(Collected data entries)
·····

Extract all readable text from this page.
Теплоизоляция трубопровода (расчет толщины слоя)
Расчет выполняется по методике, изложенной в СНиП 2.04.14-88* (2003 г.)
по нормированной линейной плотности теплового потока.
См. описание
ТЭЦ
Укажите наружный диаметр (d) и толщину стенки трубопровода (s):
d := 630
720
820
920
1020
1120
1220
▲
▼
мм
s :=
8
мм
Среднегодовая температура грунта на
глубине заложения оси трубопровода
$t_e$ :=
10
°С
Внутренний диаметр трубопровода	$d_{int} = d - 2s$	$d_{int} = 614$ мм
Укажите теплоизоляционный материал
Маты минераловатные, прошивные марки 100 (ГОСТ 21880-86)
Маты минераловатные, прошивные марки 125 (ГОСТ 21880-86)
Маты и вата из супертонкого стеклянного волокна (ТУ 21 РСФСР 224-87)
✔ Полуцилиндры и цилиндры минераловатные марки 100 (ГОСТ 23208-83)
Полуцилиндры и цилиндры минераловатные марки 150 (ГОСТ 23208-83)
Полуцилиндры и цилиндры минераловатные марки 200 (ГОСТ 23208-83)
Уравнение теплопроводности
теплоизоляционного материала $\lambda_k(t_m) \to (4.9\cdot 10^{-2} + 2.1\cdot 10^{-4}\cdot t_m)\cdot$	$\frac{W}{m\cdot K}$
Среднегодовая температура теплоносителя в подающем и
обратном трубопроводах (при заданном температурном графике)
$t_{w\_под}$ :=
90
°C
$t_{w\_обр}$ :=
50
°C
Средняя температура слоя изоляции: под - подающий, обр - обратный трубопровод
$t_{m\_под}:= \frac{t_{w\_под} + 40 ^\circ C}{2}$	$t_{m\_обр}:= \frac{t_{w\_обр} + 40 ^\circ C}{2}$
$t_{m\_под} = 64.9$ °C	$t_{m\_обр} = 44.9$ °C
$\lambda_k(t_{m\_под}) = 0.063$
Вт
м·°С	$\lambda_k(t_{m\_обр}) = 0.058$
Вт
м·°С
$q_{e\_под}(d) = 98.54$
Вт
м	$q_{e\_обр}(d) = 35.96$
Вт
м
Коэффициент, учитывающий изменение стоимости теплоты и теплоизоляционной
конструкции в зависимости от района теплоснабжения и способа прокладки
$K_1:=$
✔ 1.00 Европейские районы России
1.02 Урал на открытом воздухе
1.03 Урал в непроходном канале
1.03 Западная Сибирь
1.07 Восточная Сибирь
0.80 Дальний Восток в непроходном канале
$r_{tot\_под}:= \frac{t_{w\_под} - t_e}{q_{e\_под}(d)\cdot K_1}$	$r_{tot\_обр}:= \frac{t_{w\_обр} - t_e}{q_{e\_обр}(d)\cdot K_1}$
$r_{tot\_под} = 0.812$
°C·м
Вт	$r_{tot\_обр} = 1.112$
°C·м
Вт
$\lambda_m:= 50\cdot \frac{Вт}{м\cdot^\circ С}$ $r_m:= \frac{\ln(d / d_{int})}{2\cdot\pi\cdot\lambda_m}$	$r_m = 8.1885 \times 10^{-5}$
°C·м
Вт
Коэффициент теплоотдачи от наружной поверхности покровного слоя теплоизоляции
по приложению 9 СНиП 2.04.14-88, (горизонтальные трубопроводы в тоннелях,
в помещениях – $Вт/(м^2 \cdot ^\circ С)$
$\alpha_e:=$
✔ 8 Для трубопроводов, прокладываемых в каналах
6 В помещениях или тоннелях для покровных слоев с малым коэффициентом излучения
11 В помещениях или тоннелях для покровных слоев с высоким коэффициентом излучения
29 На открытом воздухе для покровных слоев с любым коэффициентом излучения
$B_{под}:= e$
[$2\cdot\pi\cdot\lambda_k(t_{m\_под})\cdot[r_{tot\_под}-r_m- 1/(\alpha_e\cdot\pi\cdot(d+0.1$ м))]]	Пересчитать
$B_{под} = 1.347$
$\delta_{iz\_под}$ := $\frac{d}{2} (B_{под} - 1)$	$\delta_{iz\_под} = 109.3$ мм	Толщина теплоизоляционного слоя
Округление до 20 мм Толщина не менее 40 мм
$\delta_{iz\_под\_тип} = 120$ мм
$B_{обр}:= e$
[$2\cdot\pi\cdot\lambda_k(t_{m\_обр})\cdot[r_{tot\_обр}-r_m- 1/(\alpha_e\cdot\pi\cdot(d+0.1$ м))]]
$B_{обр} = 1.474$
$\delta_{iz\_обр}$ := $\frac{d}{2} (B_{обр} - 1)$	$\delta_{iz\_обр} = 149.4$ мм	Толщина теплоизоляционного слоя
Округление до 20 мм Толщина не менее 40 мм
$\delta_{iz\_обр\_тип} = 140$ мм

·····

■ JOB
Go through the records. Copy each line where "Полуцилиндры" appears.

■ SOLUTION
✔ Полуцилиндры и цилиндры минераловатные марки 100 (ГОСТ 23208-83)
Полуцилиндры и цилиндры минераловатные марки 150 (ГОСТ 23208-83)
Полуцилиндры и цилиндры минераловатные марки 200 (ГОСТ 23208-83)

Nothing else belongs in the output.